** Start of Records shown **

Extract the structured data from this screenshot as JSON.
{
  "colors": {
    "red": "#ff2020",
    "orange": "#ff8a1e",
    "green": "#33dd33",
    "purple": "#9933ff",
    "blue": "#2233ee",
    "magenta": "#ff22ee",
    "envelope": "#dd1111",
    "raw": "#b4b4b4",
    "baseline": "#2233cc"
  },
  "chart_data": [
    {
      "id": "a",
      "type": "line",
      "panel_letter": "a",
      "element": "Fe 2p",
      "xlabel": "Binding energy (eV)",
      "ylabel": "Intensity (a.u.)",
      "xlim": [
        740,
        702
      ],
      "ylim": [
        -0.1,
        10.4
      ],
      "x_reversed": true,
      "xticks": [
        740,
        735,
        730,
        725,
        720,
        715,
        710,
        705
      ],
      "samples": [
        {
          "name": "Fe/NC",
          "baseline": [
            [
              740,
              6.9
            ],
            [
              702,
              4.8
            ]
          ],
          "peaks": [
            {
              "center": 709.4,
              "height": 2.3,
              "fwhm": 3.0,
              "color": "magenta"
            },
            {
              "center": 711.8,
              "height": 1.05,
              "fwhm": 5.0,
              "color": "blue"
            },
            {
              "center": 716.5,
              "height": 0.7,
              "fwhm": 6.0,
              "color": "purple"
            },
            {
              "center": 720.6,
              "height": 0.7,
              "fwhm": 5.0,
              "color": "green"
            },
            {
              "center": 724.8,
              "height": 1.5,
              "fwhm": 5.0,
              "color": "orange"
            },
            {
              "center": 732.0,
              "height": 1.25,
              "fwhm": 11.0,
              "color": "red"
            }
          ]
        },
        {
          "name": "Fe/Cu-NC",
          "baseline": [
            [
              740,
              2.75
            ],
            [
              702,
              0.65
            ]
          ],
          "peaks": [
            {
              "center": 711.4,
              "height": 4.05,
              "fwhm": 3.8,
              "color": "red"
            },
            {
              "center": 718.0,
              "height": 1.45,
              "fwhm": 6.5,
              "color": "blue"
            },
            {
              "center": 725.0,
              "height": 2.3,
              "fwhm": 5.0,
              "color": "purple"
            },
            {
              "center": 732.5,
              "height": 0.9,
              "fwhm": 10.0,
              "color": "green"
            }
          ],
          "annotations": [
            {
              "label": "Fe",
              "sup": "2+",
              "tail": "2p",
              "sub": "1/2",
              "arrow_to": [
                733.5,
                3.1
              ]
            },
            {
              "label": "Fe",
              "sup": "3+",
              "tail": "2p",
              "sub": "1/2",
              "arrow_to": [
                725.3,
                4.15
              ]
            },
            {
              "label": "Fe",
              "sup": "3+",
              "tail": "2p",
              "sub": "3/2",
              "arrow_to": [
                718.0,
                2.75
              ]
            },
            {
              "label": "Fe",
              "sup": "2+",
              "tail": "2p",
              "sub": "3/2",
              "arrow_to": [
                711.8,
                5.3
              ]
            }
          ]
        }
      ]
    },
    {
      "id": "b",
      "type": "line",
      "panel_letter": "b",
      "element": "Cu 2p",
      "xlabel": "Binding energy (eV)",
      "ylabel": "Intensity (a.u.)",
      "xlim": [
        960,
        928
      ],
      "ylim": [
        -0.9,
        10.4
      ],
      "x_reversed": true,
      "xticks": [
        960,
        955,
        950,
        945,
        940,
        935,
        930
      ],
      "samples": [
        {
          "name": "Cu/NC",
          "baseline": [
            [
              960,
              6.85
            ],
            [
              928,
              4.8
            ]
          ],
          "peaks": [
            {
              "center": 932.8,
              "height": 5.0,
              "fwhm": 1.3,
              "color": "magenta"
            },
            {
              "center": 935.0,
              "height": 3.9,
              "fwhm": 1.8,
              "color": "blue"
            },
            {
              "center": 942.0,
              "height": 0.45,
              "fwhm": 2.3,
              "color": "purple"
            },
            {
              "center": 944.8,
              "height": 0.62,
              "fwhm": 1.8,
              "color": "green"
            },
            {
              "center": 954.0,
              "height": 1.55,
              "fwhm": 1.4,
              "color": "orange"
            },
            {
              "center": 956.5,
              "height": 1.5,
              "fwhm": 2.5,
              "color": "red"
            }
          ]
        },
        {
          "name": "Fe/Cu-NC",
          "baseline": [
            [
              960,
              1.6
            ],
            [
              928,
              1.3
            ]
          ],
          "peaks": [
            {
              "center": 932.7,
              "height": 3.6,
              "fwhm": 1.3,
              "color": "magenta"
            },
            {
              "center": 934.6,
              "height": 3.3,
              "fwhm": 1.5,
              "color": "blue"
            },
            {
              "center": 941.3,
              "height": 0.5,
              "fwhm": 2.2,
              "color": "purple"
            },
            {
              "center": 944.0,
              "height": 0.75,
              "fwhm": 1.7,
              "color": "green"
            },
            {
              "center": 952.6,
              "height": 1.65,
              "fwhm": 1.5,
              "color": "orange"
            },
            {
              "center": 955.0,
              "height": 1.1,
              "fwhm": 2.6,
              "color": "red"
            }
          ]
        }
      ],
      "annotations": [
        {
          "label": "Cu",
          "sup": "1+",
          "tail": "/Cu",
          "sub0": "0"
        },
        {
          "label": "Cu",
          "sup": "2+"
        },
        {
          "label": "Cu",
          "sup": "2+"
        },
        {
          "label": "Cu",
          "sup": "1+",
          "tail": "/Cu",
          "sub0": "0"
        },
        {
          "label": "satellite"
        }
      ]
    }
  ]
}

** End of Records shown **

What to do = Pick out every line with the string "name" and copy it.

Response to this task =
          "name": "Fe/NC",
          "name": "Fe/Cu-NC",
          "name": "Cu/NC",
          "name": "Fe/Cu-NC",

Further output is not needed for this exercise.